> **SHORT TASK**
Using the data below, gather each line that includes the word "playable".

+===+

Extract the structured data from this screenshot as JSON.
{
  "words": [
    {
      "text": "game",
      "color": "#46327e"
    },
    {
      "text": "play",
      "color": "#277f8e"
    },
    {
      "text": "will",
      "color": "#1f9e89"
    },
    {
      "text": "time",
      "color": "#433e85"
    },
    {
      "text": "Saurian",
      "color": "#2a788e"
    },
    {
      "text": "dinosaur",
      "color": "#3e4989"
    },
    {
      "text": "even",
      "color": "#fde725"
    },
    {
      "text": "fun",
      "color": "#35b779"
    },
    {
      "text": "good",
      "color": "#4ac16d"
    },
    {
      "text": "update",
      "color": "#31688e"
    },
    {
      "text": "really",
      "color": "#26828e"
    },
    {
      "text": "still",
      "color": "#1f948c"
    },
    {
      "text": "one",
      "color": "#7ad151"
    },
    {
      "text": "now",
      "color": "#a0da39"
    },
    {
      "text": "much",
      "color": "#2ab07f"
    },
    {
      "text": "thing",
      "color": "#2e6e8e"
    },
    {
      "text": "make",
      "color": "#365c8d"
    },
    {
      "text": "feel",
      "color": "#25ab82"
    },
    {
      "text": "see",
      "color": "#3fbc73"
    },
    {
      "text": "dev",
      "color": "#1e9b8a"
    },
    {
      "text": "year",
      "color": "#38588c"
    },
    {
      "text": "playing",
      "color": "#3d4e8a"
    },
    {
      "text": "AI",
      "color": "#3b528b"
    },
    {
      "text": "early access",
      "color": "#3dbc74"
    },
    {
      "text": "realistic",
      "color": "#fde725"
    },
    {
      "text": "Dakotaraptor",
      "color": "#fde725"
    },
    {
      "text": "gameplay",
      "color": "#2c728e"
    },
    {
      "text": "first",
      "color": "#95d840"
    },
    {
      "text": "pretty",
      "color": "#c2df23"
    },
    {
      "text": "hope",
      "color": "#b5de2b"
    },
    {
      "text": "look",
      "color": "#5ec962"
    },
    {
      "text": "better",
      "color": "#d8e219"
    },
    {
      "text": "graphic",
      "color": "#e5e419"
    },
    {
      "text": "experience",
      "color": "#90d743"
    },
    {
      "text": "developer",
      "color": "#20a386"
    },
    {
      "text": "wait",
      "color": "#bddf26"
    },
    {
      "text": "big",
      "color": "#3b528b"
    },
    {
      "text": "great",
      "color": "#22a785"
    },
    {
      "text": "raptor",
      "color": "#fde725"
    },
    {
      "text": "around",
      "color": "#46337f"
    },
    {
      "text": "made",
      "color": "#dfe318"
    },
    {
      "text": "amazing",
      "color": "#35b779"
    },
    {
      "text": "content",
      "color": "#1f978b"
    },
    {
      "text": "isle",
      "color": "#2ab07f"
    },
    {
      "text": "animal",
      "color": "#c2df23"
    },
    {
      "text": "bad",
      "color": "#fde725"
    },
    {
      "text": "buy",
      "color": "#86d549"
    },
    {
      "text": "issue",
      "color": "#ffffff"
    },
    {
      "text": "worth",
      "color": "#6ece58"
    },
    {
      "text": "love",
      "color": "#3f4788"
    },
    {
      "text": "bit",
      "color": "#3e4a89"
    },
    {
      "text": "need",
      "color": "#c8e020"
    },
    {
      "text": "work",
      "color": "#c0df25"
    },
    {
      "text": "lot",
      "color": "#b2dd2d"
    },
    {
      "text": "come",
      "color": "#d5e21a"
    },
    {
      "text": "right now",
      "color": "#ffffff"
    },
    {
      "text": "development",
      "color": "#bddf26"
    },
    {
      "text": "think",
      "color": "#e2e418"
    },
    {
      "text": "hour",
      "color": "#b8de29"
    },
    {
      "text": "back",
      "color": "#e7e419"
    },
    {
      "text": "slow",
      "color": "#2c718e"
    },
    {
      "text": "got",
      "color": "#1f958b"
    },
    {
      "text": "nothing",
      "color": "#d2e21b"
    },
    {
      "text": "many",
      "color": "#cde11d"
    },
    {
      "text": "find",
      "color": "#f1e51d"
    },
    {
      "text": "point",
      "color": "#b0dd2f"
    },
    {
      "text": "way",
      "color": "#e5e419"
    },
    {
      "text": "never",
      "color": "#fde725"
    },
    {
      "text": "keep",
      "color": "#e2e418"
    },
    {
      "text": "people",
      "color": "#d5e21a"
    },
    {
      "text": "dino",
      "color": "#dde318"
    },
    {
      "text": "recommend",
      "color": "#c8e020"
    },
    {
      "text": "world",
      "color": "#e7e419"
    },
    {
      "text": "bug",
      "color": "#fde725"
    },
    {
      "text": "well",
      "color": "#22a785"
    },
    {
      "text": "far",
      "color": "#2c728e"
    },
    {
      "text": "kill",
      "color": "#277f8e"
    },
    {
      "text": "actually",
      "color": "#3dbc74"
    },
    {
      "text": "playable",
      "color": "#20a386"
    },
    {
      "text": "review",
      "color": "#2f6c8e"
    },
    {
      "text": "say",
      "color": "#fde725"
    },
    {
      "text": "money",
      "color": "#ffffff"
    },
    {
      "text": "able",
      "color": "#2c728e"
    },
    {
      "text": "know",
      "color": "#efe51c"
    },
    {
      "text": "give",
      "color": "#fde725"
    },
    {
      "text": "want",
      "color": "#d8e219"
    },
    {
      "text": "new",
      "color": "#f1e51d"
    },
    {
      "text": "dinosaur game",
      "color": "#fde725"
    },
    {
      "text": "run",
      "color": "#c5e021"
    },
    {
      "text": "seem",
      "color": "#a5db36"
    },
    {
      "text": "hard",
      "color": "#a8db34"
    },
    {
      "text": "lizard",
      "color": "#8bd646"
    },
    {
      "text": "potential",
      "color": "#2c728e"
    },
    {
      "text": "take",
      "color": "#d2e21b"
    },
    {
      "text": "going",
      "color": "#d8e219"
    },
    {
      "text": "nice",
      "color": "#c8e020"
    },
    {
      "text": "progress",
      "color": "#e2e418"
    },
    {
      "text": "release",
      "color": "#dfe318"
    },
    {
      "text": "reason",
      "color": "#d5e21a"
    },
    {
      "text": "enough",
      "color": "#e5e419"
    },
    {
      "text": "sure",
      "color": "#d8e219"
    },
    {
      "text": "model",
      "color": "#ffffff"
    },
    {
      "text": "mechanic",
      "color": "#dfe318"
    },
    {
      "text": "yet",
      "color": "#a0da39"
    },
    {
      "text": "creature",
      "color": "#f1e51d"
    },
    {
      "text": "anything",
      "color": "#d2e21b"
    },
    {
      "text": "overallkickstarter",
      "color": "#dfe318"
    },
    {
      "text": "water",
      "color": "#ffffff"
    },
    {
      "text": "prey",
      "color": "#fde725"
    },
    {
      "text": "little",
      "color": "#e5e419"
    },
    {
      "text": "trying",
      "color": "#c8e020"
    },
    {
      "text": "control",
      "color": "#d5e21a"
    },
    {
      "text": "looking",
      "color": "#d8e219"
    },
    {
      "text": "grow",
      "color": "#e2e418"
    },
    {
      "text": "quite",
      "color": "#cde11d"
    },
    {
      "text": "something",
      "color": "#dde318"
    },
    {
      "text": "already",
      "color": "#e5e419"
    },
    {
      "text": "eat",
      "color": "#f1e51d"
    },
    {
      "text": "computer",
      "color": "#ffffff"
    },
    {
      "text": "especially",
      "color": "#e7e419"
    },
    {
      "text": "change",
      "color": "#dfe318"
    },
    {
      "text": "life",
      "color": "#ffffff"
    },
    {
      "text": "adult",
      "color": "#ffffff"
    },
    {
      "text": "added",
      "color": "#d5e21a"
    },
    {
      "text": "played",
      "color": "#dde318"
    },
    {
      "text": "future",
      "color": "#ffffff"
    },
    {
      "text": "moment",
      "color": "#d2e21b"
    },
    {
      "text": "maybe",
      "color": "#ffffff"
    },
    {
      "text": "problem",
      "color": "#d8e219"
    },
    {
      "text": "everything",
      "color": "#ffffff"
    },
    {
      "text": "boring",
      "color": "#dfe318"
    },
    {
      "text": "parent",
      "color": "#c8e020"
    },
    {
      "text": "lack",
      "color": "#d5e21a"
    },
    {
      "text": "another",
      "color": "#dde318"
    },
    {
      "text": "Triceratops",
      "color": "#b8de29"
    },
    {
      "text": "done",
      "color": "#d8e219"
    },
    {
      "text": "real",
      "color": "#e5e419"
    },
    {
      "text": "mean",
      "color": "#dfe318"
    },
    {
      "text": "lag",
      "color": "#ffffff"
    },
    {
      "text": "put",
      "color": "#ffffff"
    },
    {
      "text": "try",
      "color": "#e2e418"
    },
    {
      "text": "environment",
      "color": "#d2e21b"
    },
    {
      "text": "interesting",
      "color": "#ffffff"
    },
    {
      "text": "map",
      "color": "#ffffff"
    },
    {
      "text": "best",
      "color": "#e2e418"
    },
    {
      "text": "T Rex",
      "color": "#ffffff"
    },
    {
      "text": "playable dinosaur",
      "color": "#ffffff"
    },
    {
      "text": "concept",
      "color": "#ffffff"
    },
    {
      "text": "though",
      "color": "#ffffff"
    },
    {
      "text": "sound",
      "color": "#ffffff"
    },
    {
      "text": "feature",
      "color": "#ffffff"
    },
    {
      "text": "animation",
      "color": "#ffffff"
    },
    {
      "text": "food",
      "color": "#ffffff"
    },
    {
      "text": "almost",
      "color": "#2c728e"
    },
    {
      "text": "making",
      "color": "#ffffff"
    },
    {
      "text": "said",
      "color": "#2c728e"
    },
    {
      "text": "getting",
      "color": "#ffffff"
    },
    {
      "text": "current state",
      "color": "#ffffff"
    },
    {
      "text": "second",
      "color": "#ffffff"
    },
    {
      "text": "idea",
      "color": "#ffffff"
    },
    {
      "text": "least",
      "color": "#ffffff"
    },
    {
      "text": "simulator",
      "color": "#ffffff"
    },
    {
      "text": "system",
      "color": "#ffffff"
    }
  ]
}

+===+

> **RIGHT ANSWER**
      "text": "playable",
      "text": "playable dinosaur",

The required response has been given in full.